Determine how many lines in these records hold "административному". Only the number is wanted.
++++ SUPPLIED INFORMATION ++++
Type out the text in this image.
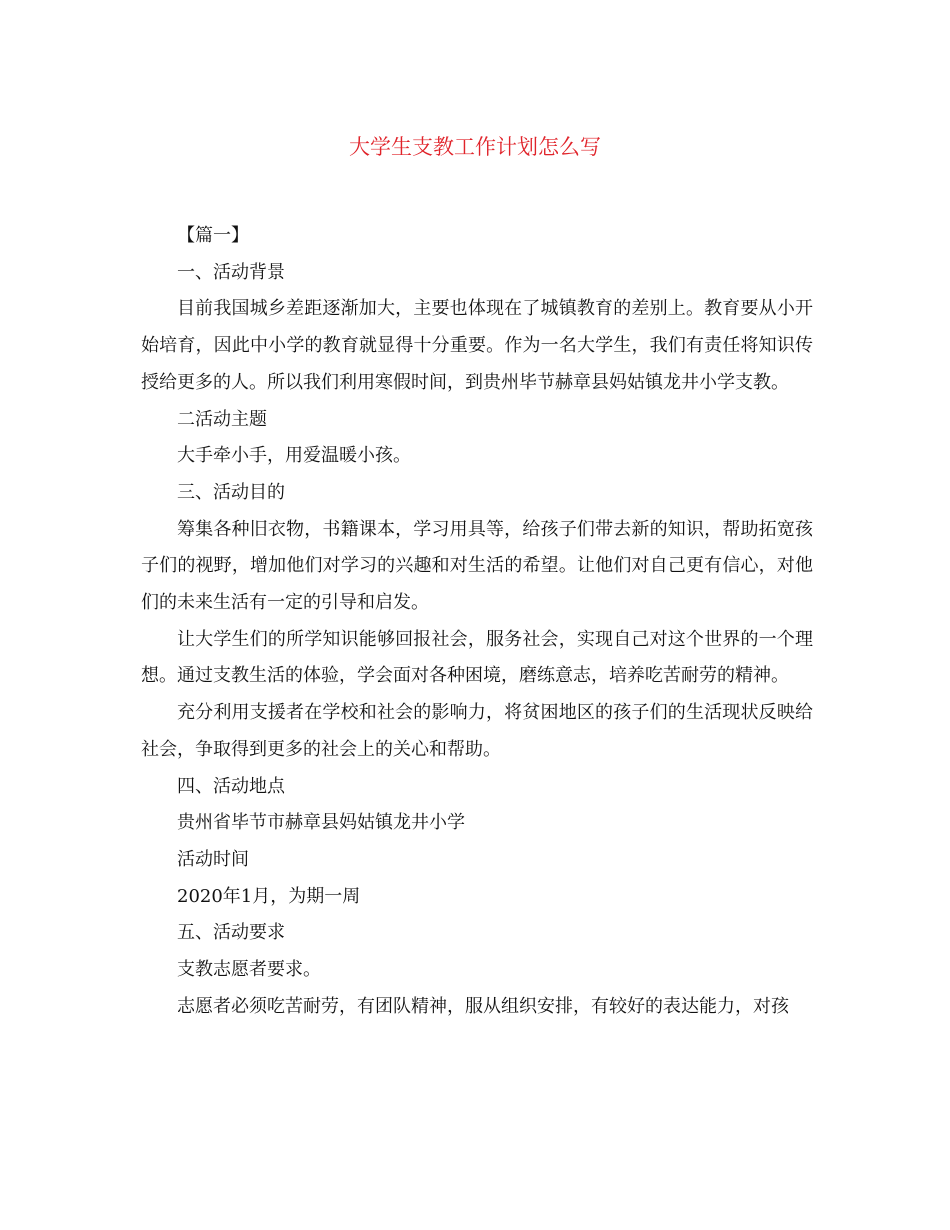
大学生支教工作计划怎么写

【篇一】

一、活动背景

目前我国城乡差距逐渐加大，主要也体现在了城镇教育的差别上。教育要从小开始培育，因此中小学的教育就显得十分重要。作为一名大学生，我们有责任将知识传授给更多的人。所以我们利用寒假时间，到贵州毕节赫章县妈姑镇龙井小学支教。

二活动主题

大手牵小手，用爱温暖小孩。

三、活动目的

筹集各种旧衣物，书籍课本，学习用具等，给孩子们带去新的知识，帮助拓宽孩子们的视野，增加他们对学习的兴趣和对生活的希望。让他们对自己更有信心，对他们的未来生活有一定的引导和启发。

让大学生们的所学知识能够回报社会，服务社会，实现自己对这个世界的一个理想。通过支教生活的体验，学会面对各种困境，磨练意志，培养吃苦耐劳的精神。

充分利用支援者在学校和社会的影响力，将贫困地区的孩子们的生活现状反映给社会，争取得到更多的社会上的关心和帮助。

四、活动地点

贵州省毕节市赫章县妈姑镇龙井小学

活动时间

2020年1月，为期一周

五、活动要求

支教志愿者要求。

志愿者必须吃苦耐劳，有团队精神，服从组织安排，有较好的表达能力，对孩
++++
++++ SUPPLIED INFORMATION ++++
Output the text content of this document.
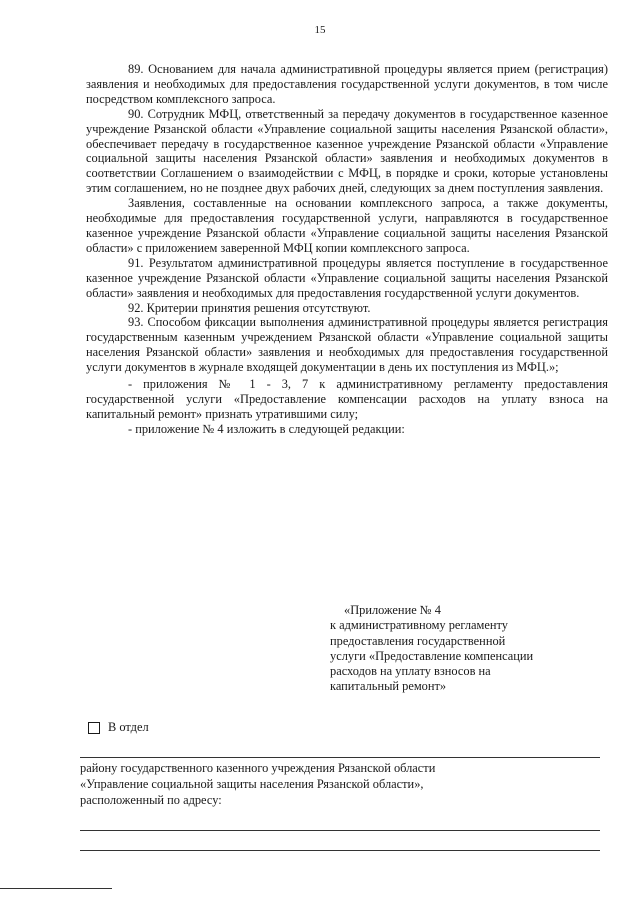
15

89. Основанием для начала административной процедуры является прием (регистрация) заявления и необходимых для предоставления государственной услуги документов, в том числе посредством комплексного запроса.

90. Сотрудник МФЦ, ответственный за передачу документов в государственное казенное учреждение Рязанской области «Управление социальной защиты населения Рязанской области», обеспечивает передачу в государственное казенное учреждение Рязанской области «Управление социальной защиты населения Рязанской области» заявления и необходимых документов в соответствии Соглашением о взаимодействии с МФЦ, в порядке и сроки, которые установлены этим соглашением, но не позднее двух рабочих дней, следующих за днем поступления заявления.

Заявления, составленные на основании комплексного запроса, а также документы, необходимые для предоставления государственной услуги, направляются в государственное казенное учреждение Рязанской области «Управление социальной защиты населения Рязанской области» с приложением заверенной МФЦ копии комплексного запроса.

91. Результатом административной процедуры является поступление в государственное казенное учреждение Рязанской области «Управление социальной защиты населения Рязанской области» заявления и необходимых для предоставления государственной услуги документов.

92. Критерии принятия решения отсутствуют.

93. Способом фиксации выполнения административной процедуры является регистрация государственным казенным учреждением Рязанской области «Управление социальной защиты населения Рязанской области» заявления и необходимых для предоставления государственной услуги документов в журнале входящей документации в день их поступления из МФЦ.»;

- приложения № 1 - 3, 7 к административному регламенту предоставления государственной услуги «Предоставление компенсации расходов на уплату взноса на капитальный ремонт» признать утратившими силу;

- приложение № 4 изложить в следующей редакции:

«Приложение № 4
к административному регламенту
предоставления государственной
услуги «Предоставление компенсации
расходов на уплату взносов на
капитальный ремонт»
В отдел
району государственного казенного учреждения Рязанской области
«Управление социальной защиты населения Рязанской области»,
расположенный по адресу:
++++
++++ SUPPLIED INFORMATION ++++
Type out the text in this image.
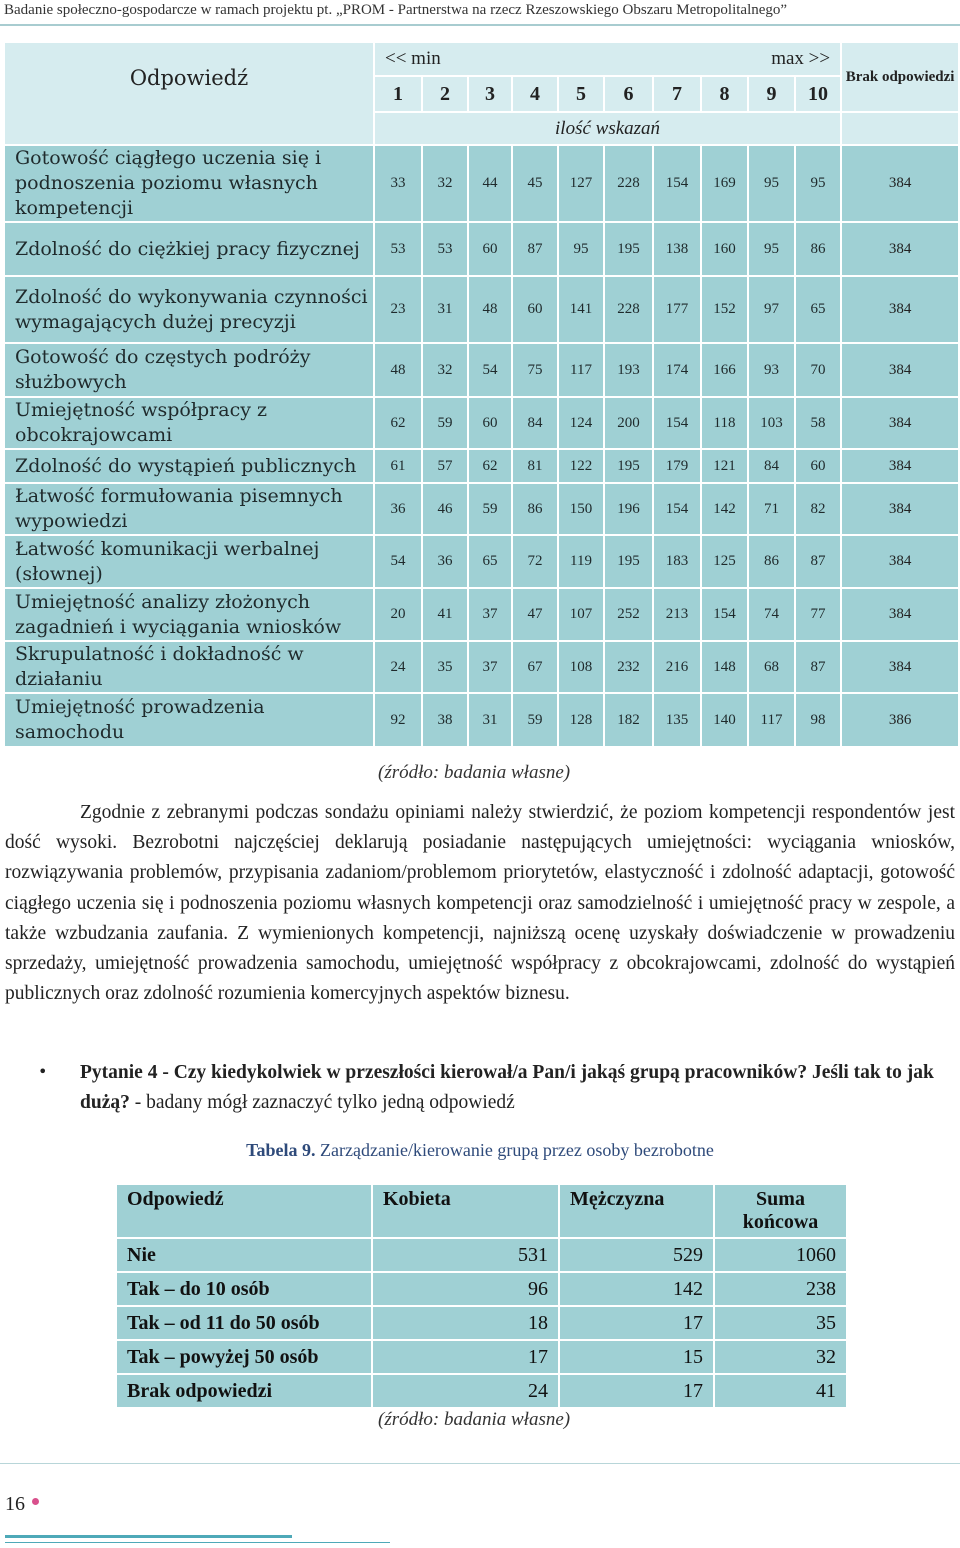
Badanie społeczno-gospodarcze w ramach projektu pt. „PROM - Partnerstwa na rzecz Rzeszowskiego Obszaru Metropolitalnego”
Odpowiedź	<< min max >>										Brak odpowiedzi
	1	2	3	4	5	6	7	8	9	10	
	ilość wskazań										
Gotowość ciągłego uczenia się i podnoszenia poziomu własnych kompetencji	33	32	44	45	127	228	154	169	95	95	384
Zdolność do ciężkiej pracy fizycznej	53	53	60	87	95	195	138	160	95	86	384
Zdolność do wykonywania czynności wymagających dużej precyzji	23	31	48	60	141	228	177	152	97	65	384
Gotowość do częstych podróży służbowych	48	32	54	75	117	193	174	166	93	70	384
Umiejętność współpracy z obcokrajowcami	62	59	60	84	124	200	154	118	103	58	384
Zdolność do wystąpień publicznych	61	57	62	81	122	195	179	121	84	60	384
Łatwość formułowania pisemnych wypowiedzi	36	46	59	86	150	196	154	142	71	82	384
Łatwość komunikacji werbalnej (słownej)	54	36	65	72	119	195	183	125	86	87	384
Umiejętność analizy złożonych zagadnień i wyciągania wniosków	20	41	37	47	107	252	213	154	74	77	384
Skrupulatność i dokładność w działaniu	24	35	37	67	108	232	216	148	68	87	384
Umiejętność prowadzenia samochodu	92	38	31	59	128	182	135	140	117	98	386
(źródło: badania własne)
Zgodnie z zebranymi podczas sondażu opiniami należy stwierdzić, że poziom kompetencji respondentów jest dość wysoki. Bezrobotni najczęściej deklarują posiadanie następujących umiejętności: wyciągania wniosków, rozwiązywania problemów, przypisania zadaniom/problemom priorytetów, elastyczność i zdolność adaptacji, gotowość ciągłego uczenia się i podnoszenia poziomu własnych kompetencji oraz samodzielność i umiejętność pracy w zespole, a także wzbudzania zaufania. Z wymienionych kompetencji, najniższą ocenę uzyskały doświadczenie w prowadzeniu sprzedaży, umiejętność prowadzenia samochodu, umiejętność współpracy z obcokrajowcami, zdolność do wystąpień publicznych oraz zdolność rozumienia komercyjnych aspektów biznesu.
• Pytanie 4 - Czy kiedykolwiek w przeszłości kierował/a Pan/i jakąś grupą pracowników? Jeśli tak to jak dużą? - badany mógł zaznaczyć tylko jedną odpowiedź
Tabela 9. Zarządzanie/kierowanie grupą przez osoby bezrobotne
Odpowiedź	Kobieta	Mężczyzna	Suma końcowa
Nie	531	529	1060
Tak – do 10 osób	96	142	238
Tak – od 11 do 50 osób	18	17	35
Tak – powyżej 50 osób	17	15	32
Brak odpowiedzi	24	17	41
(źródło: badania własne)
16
++++
THE COMPLETED TASK ▸ 2